## Input data
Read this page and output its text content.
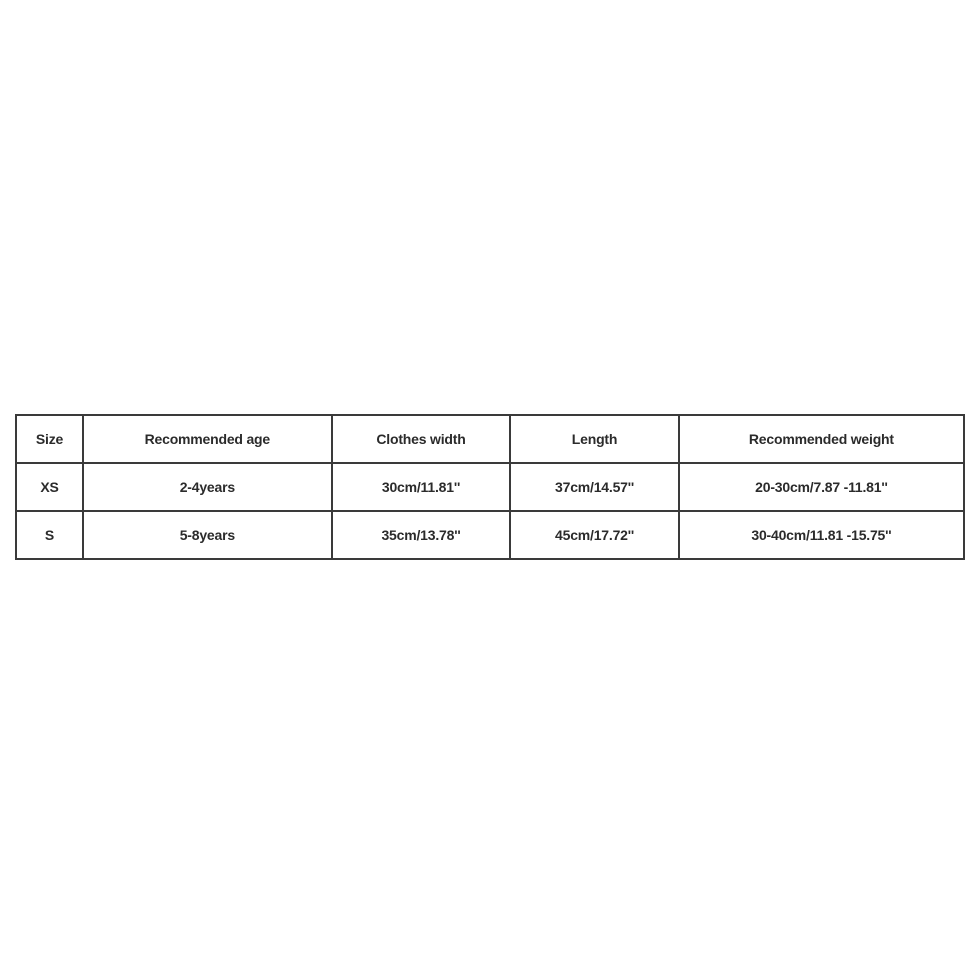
Size	Recommended age	Clothes width	Length	Recommended weight
XS	2-4years	30cm/11.81''	37cm/14.57''	20-30cm/7.87 -11.81''
S	5-8years	35cm/13.78''	45cm/17.72''	30-40cm/11.81 -15.75''
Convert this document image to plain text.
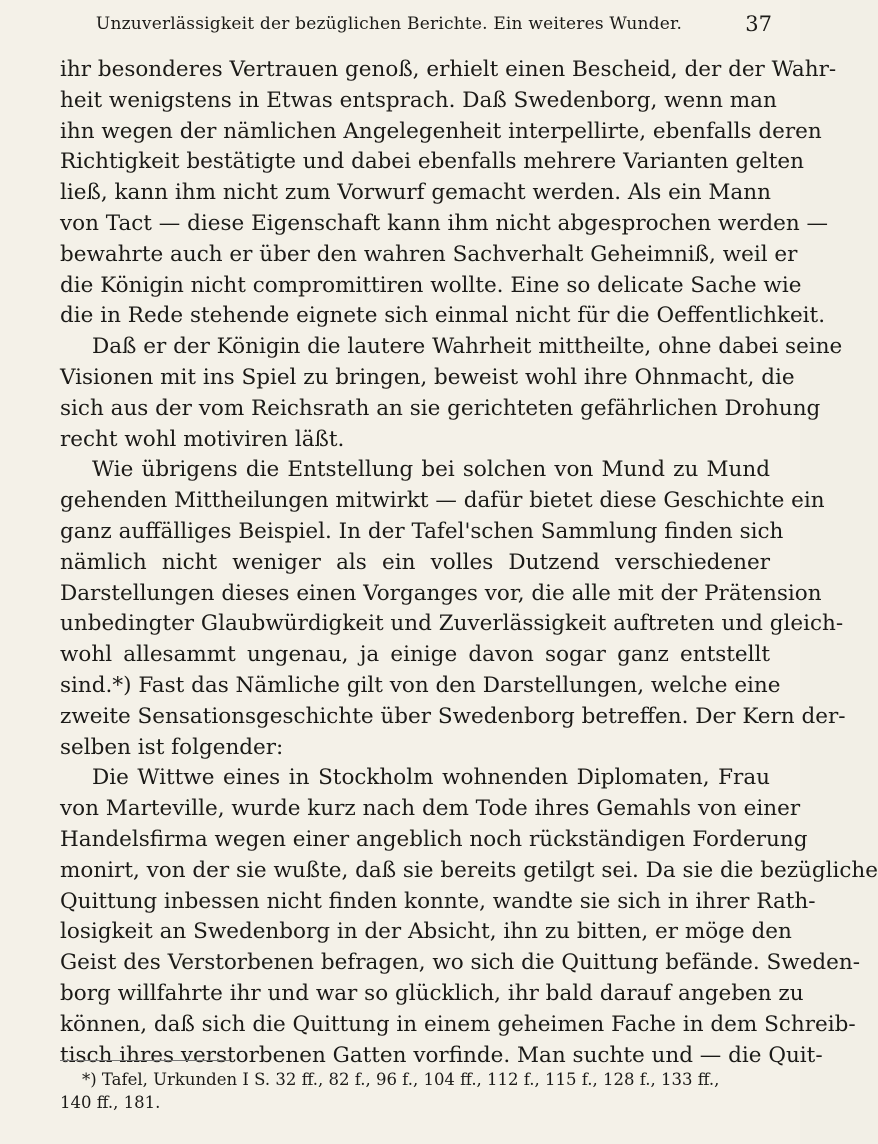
Unzuverlässigkeit der bezüglichen Berichte. Ein weiteres Wunder.	37
ihr besonderes Vertrauen genoß, erhielt einen Bescheid, der der Wahr-
heit wenigstens in Etwas entsprach. Daß Swedenborg, wenn man
ihn wegen der nämlichen Angelegenheit interpellirte, ebenfalls deren
Richtigkeit bestätigte und dabei ebenfalls mehrere Varianten gelten
ließ, kann ihm nicht zum Vorwurf gemacht werden. Als ein Mann
von Tact — diese Eigenschaft kann ihm nicht abgesprochen werden —
bewahrte auch er über den wahren Sachverhalt Geheimniß, weil er
die Königin nicht compromittiren wollte. Eine so delicate Sache wie
die in Rede stehende eignete sich einmal nicht für die Oeffentlichkeit.
Daß er der Königin die lautere Wahrheit mittheilte, ohne dabei seine
Visionen mit ins Spiel zu bringen, beweist wohl ihre Ohnmacht, die
sich aus der vom Reichsrath an sie gerichteten gefährlichen Drohung
recht wohl motiviren läßt.
Wie übrigens die Entstellung bei solchen von Mund zu Mund
gehenden Mittheilungen mitwirkt — dafür bietet diese Geschichte ein
ganz auffälliges Beispiel. In der Tafel'schen Sammlung finden sich
nämlich nicht weniger als ein volles Dutzend verschiedener
Darstellungen dieses einen Vorganges vor, die alle mit der Prätension
unbedingter Glaubwürdigkeit und Zuverlässigkeit auftreten und gleich-
wohl allesammt ungenau, ja einige davon sogar ganz entstellt
sind.*) Fast das Nämliche gilt von den Darstellungen, welche eine
zweite Sensationsgeschichte über Swedenborg betreffen. Der Kern der-
selben ist folgender:
Die Wittwe eines in Stockholm wohnenden Diplomaten, Frau
von Marteville, wurde kurz nach dem Tode ihres Gemahls von einer
Handelsfirma wegen einer angeblich noch rückständigen Forderung
monirt, von der sie wußte, daß sie bereits getilgt sei. Da sie die bezügliche
Quittung inbessen nicht finden konnte, wandte sie sich in ihrer Rath-
losigkeit an Swedenborg in der Absicht, ihn zu bitten, er möge den
Geist des Verstorbenen befragen, wo sich die Quittung befände. Sweden-
borg willfahrte ihr und war so glücklich, ihr bald darauf angeben zu
können, daß sich die Quittung in einem geheimen Fache in dem Schreib-
tisch ihres verstorbenen Gatten vorfinde. Man suchte und — die Quit-
*) Tafel, Urkunden I S. 32 ff., 82 f., 96 f., 104 ff., 112 f., 115 f., 128 f., 133 ff.,
140 ff., 181.
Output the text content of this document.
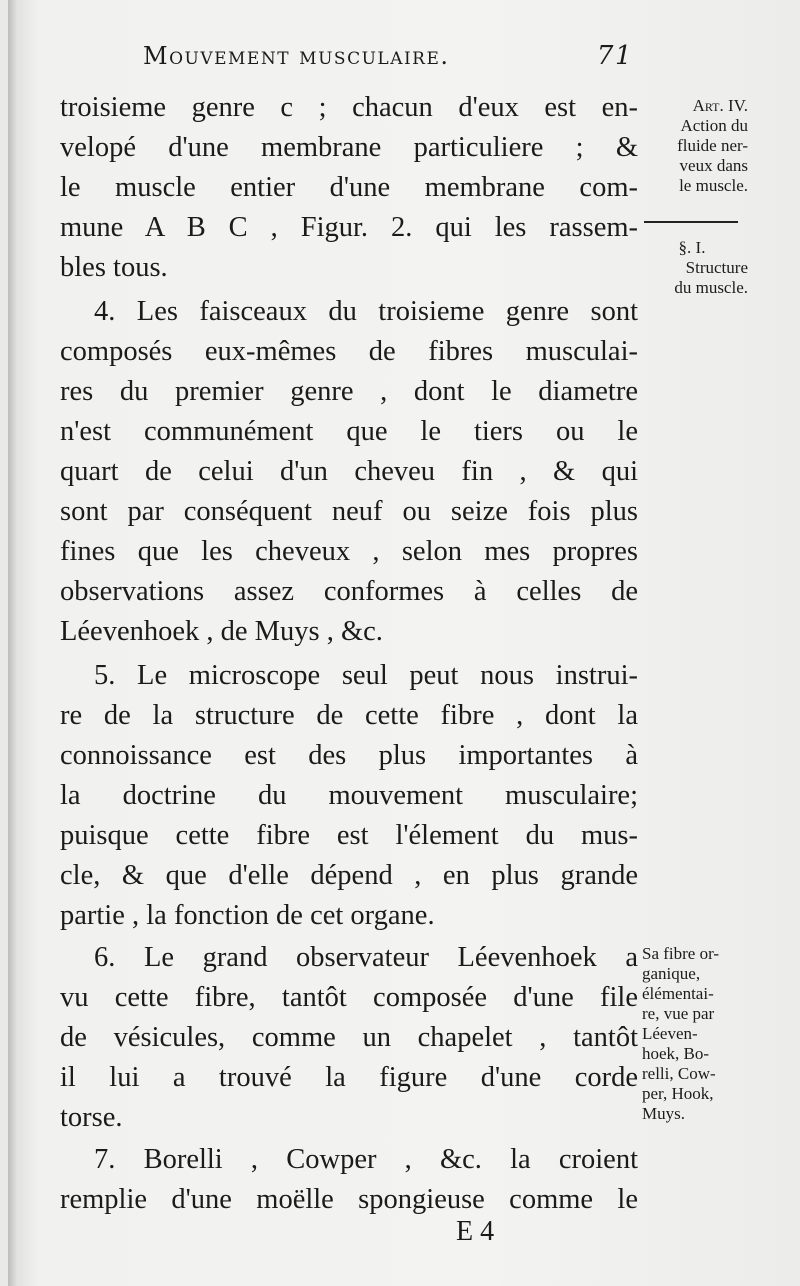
Mouvement musculaire.	71
troisieme genre c ; chacun d'eux est en-
velopé d'une membrane particuliere ; &
le muscle entier d'une membrane com-
mune A B C , Figur. 2. qui les rassem-
bles tous.
4. Les faisceaux du troisieme genre sont
composés eux-mêmes de fibres musculai-
res du premier genre , dont le diametre
n'est communément que le tiers ou le
quart de celui d'un cheveu fin , & qui
sont par conséquent neuf ou seize fois plus
fines que les cheveux , selon mes propres
observations assez conformes à celles de
Léevenhoek , de Muys , &c.
5. Le microscope seul peut nous instrui-
re de la structure de cette fibre , dont la
connoissance est des plus importantes à
la doctrine du mouvement musculaire;
puisque cette fibre est l'élement du mus-
cle, & que d'elle dépend , en plus grande
partie , la fonction de cet organe.
6. Le grand observateur Léevenhoek a
vu cette fibre, tantôt composée d'une file
de vésicules, comme un chapelet , tantôt
il lui a trouvé la figure d'une corde
torse.
7. Borelli , Cowper , &c. la croient
remplie d'une moëlle spongieuse comme le
Art. IV.
Action du
fluide ner-
veux dans
le muscle.
§. I.
Structure
du muscle.
Sa fibre or-
ganique,
élémentai-
re, vue par
Léeven-
hoek, Bo-
relli, Cow-
per, Hook,
Muys.
E 4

## What the task asks
Copy out each line in the preceding records that contains "dont".

## Result of the exercise
res du premier genre , dont le diametre
re de la structure de cette fibre , dont la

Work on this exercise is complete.